EXERCISE OBJECTIVE
Skip the pictures and quote all of the lines exactly.

DATA FOR THE TASK
**********

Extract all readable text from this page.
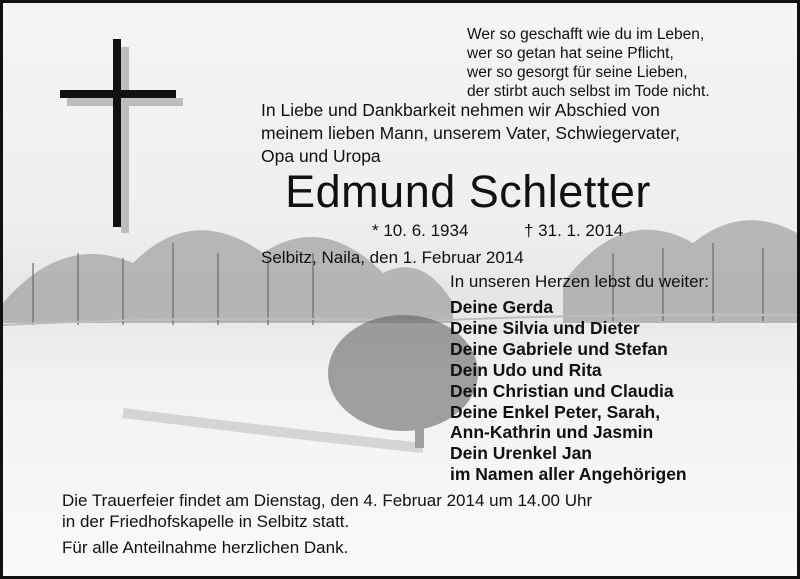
Wer so geschafft wie du im Leben,
wer so getan hat seine Pflicht,
wer so gesorgt für seine Lieben,
der stirbt auch selbst im Tode nicht.
In Liebe und Dankbarkeit nehmen wir Abschied von
meinem lieben Mann, unserem Vater, Schwiegervater,
Opa und Uropa
Edmund Schletter
* 10. 6. 1934	† 31. 1. 2014
Selbitz, Naila, den 1. Februar 2014
In unseren Herzen lebst du weiter:
Deine Gerda
Deine Silvia und Dieter
Deine Gabriele und Stefan
Dein Udo und Rita
Dein Christian und Claudia
Deine Enkel Peter, Sarah,
Ann-Kathrin und Jasmin
Dein Urenkel Jan
im Namen aller Angehörigen
Die Trauerfeier findet am Dienstag, den 4. Februar 2014 um 14.00 Uhr
in der Friedhofskapelle in Selbitz statt.
Für alle Anteilnahme herzlichen Dank.
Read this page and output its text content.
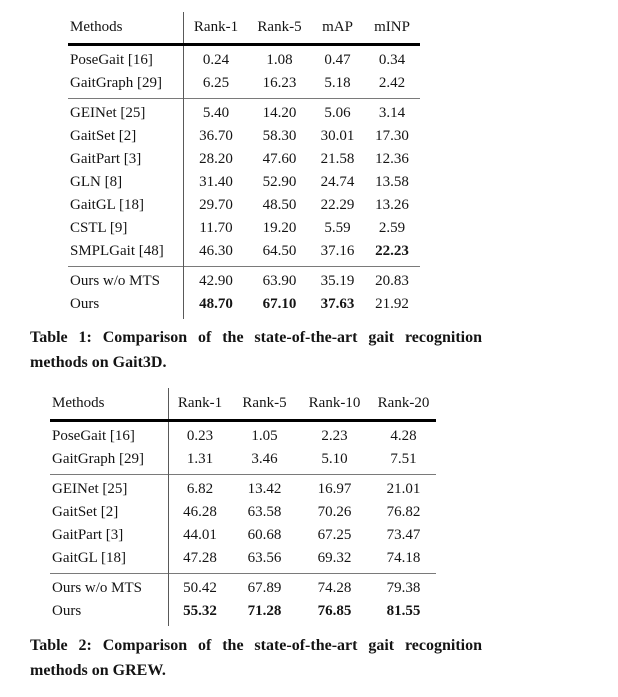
Methods	Rank-1	Rank-5	mAP	mINP
PoseGait [16]	0.24	1.08	0.47	0.34
GaitGraph [29]	6.25	16.23	5.18	2.42
GEINet [25]	5.40	14.20	5.06	3.14
GaitSet [2]	36.70	58.30	30.01	17.30
GaitPart [3]	28.20	47.60	21.58	12.36
GLN [8]	31.40	52.90	24.74	13.58
GaitGL [18]	29.70	48.50	22.29	13.26
CSTL [9]	11.70	19.20	5.59	2.59
SMPLGait [48]	46.30	64.50	37.16	22.23
Ours w/o MTS	42.90	63.90	35.19	20.83
Ours	48.70	67.10	37.63	21.92
Table 1: Comparison of the state-of-the-art gait recognition methods on Gait3D.
Methods	Rank-1	Rank-5	Rank-10	Rank-20
PoseGait [16]	0.23	1.05	2.23	4.28
GaitGraph [29]	1.31	3.46	5.10	7.51
GEINet [25]	6.82	13.42	16.97	21.01
GaitSet [2]	46.28	63.58	70.26	76.82
GaitPart [3]	44.01	60.68	67.25	73.47
GaitGL [18]	47.28	63.56	69.32	74.18
Ours w/o MTS	50.42	67.89	74.28	79.38
Ours	55.32	71.28	76.85	81.55
Table 2: Comparison of the state-of-the-art gait recognition methods on GREW.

**********

EXERCISE RESULT
Extract all readable text from this page.
Wer so geschafft wie du im Leben,
wer so getan hat seine Pflicht,
wer so gesorgt für seine Lieben,
der stirbt auch selbst im Tode nicht.
In Liebe und Dankbarkeit nehmen wir Abschied von
meinem lieben Mann, unserem Vater, Schwiegervater,
Opa und Uropa
Edmund Schletter
* 10. 6. 1934	† 31. 1. 2014
Selbitz, Naila, den 1. Februar 2014
In unseren Herzen lebst du weiter:
Deine Gerda
Deine Silvia und Dieter
Deine Gabriele und Stefan
Dein Udo und Rita
Dein Christian und Claudia
Deine Enkel Peter, Sarah,
Ann-Kathrin und Jasmin
Dein Urenkel Jan
im Namen aller Angehörigen
Die Trauerfeier findet am Dienstag, den 4. Februar 2014 um 14.00 Uhr
in der Friedhofskapelle in Selbitz statt.
Für alle Anteilnahme herzlichen Dank.
Read this page and output its text content.
Methods	Rank-1	Rank-5	mAP	mINP
PoseGait [16]	0.24	1.08	0.47	0.34
GaitGraph [29]	6.25	16.23	5.18	2.42
GEINet [25]	5.40	14.20	5.06	3.14
GaitSet [2]	36.70	58.30	30.01	17.30
GaitPart [3]	28.20	47.60	21.58	12.36
GLN [8]	31.40	52.90	24.74	13.58
GaitGL [18]	29.70	48.50	22.29	13.26
CSTL [9]	11.70	19.20	5.59	2.59
SMPLGait [48]	46.30	64.50	37.16	22.23
Ours w/o MTS	42.90	63.90	35.19	20.83
Ours	48.70	67.10	37.63	21.92
Table 1: Comparison of the state-of-the-art gait recognition methods on Gait3D.
Methods	Rank-1	Rank-5	Rank-10	Rank-20
PoseGait [16]	0.23	1.05	2.23	4.28
GaitGraph [29]	1.31	3.46	5.10	7.51
GEINet [25]	6.82	13.42	16.97	21.01
GaitSet [2]	46.28	63.58	70.26	76.82
GaitPart [3]	44.01	60.68	67.25	73.47
GaitGL [18]	47.28	63.56	69.32	74.18
Ours w/o MTS	50.42	67.89	74.28	79.38
Ours	55.32	71.28	76.85	81.55
Table 2: Comparison of the state-of-the-art gait recognition methods on GREW.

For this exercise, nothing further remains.